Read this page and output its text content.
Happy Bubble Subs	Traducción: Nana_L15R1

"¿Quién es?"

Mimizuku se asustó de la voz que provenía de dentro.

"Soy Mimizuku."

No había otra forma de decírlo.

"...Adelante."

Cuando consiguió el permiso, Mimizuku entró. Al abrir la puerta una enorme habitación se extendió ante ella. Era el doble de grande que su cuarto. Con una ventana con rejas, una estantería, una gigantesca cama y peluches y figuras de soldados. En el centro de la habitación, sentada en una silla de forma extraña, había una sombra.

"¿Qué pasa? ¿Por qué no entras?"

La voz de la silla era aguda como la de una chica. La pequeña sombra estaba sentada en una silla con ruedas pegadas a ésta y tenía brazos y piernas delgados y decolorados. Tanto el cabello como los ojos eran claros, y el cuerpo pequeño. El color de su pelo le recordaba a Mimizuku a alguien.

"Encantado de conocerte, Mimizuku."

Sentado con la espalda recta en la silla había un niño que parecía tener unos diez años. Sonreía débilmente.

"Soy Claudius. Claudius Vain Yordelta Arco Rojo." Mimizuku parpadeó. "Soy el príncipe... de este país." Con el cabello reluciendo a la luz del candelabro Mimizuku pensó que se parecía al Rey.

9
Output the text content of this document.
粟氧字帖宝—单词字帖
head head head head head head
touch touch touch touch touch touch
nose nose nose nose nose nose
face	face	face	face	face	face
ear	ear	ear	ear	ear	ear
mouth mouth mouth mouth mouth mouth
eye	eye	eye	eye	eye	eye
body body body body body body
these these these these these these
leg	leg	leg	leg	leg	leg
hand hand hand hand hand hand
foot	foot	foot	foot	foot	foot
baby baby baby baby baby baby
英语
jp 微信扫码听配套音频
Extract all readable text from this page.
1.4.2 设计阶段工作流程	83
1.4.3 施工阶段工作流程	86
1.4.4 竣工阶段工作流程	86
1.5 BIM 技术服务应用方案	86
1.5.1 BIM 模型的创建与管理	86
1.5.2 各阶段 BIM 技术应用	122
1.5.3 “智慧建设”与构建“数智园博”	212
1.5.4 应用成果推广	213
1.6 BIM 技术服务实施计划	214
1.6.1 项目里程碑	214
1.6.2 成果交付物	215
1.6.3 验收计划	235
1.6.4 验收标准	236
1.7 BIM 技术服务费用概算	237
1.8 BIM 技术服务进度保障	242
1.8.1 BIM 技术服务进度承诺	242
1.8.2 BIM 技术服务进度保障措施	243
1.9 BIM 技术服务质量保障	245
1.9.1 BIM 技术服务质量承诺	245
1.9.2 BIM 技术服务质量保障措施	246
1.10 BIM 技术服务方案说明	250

+ + + + + + +

Among the entries above, how many lines include the word "sombra"? Give the number with no comment.

2